**Dataset rows**:
**********

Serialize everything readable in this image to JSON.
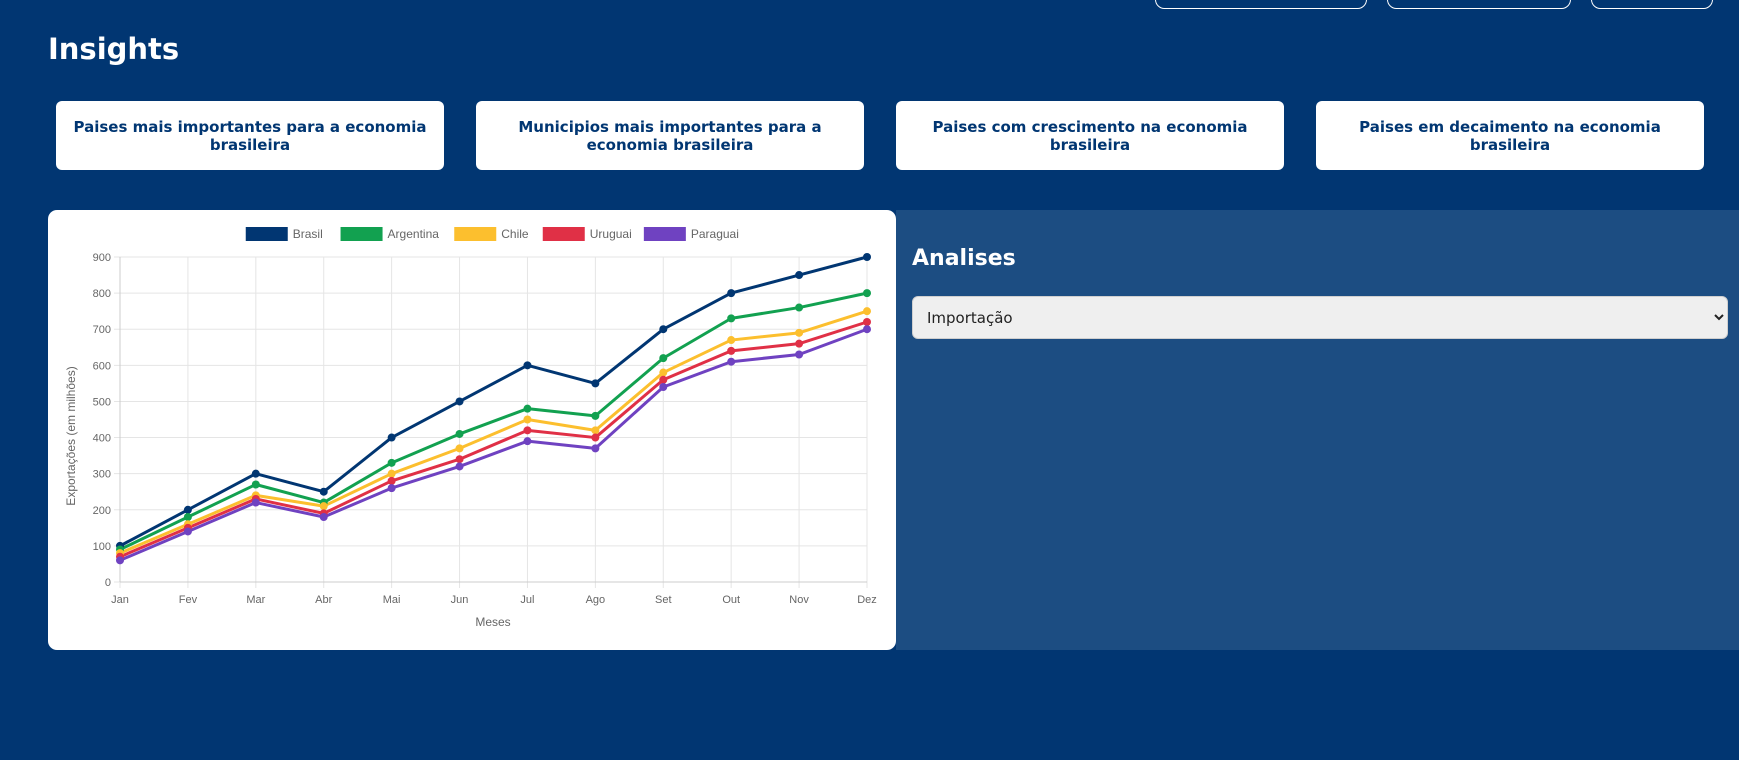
{
  "page": {
    "title": "Insights"
  },
  "cards": [
    {
      "label": "Paises mais importantes para a economia brasileira"
    },
    {
      "label": "Municipios mais importantes para a economia brasileira"
    },
    {
      "label": "Paises com crescimento na economia brasileira"
    },
    {
      "label": "Paises em decaimento na economia brasileira"
    }
  ],
  "analysis": {
    "title": "Analises",
    "selected": "Importação"
  },
  "chart_data": {
    "type": "line",
    "title": "",
    "xlabel": "Meses",
    "ylabel": "Exportações (em milhões)",
    "ylim": [
      0,
      900
    ],
    "yticks": [
      0,
      100,
      200,
      300,
      400,
      500,
      600,
      700,
      800,
      900
    ],
    "grid": true,
    "legend_position": "top",
    "categories": [
      "Jan",
      "Fev",
      "Mar",
      "Abr",
      "Mai",
      "Jun",
      "Jul",
      "Ago",
      "Set",
      "Out",
      "Nov",
      "Dez"
    ],
    "series": [
      {
        "name": "Brasil",
        "color": "#013672",
        "values": [
          100,
          200,
          300,
          250,
          400,
          500,
          600,
          550,
          700,
          800,
          850,
          900
        ]
      },
      {
        "name": "Argentina",
        "color": "#12a150",
        "values": [
          90,
          180,
          270,
          220,
          330,
          410,
          480,
          460,
          620,
          730,
          760,
          800
        ]
      },
      {
        "name": "Chile",
        "color": "#fcbf2e",
        "values": [
          80,
          160,
          240,
          210,
          300,
          370,
          450,
          420,
          580,
          670,
          690,
          750
        ]
      },
      {
        "name": "Uruguai",
        "color": "#e03046",
        "values": [
          70,
          150,
          230,
          190,
          280,
          340,
          420,
          400,
          560,
          640,
          660,
          720
        ]
      },
      {
        "name": "Paraguai",
        "color": "#6f42c1",
        "values": [
          60,
          140,
          220,
          180,
          260,
          320,
          390,
          370,
          540,
          610,
          630,
          700
        ]
      }
    ]
  }
}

**********

**PROBLEM DETAILS**: All lines above with "name" in them should be returned.

**SOLUTION TO THIS PROBLEM**:
        "name": "Brasil",
        "name": "Argentina",
        "name": "Chile",
        "name": "Uruguai",
        "name": "Paraguai",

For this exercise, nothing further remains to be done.